> **WHAT NEEDS TO BE DONE**: Below is a listing. Gather each line of it that contains "JSON".
>> Begin STORED ROWS
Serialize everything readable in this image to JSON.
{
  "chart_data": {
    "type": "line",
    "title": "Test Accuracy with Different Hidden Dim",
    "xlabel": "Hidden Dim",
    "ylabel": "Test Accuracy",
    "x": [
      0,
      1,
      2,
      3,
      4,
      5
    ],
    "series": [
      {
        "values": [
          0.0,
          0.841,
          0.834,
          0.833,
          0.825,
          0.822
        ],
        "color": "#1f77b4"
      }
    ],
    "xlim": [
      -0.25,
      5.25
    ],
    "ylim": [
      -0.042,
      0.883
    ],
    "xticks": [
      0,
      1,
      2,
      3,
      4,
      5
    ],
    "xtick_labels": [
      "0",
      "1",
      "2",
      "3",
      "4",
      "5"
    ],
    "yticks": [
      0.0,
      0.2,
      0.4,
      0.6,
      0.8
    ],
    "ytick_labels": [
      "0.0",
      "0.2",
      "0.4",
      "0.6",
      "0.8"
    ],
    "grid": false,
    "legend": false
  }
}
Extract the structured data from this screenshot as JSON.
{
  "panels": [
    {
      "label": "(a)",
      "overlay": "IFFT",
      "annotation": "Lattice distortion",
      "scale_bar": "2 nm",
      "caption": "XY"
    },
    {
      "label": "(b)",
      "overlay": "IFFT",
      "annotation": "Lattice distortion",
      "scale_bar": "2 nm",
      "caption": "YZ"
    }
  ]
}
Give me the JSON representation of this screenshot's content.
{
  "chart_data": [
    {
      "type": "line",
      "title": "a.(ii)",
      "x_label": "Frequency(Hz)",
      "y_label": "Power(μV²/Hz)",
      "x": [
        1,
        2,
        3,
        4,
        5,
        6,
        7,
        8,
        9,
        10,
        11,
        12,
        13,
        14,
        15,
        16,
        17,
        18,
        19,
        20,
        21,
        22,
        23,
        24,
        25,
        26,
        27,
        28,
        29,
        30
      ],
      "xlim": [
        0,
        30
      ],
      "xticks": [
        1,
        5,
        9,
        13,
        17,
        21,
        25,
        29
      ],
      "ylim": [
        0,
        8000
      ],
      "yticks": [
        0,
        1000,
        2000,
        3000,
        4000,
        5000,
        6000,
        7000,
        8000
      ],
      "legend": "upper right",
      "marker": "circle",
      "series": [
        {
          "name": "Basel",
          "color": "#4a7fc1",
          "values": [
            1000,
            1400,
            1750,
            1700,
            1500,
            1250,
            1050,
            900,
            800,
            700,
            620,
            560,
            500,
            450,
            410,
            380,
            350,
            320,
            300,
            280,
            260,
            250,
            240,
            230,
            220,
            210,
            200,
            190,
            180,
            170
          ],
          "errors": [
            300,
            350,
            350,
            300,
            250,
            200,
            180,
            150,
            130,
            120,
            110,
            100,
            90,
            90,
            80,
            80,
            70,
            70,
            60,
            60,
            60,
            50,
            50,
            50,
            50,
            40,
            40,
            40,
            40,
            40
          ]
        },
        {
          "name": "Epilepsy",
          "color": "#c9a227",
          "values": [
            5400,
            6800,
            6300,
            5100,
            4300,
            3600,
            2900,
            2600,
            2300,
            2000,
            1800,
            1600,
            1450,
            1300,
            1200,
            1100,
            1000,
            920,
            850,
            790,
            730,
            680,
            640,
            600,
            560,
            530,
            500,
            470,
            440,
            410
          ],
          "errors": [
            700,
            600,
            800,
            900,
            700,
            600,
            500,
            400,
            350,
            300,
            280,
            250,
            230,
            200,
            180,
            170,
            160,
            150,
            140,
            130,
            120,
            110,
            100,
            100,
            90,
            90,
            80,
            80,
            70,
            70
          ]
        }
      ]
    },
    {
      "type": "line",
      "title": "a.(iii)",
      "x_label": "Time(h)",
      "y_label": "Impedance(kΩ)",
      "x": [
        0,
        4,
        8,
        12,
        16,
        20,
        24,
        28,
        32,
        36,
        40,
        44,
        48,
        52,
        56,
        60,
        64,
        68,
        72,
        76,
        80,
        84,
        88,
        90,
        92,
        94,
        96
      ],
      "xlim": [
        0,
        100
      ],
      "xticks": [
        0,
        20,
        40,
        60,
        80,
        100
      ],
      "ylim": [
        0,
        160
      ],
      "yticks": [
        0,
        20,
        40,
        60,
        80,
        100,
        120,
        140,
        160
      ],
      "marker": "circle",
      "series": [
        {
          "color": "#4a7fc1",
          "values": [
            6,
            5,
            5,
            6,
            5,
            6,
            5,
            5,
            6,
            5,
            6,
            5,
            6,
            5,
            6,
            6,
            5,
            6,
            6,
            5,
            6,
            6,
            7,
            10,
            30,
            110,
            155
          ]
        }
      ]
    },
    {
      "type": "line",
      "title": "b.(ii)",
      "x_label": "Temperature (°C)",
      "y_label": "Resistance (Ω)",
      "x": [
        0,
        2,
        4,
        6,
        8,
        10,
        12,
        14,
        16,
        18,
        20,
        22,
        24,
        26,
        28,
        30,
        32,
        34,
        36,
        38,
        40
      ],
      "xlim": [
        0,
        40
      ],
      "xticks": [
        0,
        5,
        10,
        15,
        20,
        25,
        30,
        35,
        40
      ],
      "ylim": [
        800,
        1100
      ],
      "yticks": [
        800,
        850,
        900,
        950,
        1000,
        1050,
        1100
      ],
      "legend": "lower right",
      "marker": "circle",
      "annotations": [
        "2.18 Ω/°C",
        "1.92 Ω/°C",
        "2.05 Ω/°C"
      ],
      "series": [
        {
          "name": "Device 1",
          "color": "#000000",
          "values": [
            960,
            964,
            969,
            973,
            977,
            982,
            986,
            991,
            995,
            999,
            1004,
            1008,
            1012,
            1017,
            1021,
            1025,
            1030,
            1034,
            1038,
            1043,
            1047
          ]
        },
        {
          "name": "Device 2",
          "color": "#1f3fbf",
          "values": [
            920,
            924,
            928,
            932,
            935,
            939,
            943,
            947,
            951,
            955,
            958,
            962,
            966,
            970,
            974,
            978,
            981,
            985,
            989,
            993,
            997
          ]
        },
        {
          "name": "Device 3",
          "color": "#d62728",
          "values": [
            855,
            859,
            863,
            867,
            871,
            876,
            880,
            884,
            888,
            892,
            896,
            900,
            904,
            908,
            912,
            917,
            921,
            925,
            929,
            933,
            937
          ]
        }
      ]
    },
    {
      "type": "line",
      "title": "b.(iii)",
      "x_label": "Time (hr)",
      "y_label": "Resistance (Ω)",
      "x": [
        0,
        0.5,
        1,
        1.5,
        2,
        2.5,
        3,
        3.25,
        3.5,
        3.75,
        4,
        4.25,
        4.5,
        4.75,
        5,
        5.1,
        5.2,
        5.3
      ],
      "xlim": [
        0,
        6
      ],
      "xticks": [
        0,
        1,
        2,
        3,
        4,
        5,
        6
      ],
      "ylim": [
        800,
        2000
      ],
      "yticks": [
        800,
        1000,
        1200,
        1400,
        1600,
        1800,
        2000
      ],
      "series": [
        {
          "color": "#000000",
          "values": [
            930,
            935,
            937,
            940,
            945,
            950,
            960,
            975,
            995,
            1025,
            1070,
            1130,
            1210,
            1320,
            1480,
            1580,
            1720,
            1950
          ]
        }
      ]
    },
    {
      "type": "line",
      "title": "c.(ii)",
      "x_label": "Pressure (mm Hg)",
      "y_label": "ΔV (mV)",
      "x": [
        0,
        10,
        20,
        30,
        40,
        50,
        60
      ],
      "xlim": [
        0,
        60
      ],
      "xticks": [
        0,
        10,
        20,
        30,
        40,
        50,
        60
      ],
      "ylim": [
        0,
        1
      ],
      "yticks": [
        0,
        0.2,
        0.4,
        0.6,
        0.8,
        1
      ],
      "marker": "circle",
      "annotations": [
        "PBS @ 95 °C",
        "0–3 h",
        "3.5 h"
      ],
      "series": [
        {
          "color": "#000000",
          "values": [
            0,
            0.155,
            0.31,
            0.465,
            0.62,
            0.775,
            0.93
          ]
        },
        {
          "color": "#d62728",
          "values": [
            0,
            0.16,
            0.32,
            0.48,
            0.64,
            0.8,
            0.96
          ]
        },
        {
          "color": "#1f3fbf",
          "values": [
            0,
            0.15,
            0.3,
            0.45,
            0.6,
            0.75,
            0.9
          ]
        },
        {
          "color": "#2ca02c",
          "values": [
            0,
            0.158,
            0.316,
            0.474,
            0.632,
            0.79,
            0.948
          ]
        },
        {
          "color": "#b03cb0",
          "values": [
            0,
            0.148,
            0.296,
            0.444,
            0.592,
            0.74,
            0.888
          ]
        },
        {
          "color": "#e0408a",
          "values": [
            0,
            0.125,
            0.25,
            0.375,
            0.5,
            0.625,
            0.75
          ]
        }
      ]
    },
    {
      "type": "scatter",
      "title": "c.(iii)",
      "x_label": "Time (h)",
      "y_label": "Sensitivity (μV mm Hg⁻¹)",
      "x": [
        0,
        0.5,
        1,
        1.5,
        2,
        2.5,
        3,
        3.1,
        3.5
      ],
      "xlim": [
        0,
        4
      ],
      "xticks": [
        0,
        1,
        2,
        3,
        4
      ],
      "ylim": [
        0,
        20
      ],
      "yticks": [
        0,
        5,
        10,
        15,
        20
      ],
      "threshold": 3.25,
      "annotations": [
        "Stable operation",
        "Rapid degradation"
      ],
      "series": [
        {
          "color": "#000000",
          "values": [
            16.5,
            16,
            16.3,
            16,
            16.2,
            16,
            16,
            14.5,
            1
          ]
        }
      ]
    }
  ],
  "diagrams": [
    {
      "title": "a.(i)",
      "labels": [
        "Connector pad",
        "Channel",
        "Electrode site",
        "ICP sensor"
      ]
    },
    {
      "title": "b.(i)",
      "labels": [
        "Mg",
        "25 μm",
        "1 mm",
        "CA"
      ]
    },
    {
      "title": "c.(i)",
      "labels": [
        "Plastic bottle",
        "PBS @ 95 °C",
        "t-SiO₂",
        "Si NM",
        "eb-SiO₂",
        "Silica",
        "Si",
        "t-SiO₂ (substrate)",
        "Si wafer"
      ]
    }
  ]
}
>> End STORED ROWS
> **WRITTEN SOLUTION**:
Serialize everything readable in this image to JSON.
Extract the structured data from this screenshot as JSON.
Give me the JSON representation of this screenshot's content.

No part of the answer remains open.